Dataset rows:
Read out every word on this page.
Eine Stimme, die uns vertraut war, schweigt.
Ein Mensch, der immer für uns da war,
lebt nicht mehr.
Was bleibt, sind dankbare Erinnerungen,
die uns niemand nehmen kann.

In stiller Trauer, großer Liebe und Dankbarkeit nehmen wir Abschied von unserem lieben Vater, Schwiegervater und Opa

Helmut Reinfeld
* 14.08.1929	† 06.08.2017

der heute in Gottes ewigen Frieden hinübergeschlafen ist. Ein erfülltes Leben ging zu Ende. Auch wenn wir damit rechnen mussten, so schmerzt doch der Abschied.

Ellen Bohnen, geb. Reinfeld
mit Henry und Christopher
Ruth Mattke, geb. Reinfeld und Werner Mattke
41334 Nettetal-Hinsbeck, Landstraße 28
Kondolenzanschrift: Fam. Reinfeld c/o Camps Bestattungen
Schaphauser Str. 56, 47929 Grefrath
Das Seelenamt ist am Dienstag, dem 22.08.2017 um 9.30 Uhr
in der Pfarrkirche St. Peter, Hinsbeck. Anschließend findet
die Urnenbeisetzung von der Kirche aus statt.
---
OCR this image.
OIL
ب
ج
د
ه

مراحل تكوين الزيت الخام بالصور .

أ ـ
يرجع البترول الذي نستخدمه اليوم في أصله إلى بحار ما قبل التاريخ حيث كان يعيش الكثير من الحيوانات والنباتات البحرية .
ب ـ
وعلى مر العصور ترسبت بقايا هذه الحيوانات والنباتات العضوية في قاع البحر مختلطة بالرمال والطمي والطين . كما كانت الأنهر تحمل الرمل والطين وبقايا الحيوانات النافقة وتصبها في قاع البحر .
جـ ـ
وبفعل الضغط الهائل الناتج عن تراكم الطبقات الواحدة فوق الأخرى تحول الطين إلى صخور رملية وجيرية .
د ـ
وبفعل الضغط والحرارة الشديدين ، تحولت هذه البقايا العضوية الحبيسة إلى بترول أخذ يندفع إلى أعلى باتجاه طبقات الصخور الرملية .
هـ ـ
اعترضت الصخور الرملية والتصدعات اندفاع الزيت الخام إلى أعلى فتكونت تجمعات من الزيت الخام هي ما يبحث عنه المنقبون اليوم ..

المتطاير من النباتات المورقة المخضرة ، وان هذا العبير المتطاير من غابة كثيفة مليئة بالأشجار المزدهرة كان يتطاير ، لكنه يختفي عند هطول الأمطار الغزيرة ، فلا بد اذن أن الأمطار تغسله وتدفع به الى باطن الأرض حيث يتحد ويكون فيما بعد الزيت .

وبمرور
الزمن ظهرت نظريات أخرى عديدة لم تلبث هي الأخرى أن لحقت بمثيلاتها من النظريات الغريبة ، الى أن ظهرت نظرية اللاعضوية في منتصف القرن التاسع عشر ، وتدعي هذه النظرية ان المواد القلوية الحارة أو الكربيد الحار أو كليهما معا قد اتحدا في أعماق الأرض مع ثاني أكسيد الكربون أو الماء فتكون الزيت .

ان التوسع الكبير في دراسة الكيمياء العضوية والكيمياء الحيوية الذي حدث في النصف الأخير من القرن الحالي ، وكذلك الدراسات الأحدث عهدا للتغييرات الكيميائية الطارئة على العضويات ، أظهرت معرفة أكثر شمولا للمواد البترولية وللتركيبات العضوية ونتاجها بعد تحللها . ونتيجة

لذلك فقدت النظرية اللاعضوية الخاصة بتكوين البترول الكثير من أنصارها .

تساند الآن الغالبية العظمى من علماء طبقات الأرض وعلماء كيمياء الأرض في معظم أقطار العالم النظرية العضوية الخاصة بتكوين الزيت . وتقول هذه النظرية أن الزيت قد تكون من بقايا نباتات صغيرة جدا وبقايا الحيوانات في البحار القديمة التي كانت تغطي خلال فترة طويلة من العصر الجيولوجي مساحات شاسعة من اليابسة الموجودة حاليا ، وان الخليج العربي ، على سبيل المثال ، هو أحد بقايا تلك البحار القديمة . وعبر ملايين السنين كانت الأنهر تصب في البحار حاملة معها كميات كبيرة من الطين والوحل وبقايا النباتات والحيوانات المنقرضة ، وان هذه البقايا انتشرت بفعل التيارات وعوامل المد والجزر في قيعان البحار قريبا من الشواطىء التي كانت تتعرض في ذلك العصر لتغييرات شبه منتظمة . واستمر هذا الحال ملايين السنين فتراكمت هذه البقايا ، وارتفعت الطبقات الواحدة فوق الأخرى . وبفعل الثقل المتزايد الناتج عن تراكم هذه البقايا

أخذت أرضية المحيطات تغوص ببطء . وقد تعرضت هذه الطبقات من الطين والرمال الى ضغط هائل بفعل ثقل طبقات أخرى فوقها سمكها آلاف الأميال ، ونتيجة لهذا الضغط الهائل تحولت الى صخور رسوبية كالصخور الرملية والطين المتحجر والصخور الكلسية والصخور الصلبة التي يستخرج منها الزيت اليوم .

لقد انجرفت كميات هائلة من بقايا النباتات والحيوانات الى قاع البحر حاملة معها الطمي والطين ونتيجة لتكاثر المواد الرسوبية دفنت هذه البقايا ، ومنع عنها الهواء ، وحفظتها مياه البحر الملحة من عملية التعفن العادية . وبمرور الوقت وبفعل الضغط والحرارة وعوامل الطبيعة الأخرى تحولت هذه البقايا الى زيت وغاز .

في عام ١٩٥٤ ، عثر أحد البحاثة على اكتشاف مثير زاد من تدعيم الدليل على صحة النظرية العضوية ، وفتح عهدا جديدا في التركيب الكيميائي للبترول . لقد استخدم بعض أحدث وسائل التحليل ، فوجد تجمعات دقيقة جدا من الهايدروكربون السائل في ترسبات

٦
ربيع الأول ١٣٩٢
---
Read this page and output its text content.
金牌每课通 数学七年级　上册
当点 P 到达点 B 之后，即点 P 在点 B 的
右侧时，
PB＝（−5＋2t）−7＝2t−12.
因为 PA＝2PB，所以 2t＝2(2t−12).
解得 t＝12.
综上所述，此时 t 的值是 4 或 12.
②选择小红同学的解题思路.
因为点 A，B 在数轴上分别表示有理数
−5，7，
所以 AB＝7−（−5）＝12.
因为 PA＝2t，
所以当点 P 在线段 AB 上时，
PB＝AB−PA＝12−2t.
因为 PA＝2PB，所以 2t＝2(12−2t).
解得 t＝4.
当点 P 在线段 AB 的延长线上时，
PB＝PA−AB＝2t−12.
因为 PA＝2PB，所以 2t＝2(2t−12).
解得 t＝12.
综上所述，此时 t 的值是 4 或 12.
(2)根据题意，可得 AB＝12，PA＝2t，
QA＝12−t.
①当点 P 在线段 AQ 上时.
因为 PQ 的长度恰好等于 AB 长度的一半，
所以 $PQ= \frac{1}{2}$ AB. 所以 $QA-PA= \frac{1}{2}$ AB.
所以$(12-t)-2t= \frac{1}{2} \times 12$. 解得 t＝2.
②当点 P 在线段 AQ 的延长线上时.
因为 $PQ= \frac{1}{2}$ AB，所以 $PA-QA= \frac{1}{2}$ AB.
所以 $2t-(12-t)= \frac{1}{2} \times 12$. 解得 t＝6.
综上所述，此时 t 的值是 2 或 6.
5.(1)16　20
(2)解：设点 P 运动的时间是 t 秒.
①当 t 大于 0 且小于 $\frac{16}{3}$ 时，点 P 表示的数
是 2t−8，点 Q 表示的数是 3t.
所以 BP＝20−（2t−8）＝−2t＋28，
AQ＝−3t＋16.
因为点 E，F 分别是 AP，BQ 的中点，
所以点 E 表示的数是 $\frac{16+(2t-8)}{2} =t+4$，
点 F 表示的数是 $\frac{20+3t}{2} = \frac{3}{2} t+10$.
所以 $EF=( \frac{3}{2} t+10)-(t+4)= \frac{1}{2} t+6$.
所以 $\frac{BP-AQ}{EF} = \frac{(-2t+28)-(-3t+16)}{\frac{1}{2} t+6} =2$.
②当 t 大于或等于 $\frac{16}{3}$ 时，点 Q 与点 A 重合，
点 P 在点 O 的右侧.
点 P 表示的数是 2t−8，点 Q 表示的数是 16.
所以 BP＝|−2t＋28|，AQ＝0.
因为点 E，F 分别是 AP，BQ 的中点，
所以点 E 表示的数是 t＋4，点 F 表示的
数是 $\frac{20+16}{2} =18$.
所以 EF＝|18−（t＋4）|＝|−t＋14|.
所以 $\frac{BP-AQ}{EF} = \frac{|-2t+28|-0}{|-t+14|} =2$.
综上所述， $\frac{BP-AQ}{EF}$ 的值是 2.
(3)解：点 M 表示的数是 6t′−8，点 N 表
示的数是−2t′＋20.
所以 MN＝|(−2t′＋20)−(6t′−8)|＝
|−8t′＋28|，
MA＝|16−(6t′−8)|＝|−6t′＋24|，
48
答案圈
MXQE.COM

Exercise brief: Collect the lines of the data that carry the word "اليوم".

Full output:
يرجع البترول الذي نستخدمه اليوم في أصله إلى بحار ما قبل التاريخ حيث كان يعيش الكثير من الحيوانات والنباتات البحرية .
اعترضت الصخور الرملية والتصدعات اندفاع الزيت الخام إلى أعلى فتكونت تجمعات من الزيت الخام هي ما يبحث عنه المنقبون اليوم ..
أخذت أرضية المحيطات تغوص ببطء . وقد تعرضت هذه الطبقات من الطين والرمال الى ضغط هائل بفعل ثقل طبقات أخرى فوقها سمكها آلاف الأميال ، ونتيجة لهذا الضغط الهائل تحولت الى صخور رسوبية كالصخور الرملية والطين المتحجر والصخور الكلسية والصخور الصلبة التي يستخرج منها الزيت اليوم .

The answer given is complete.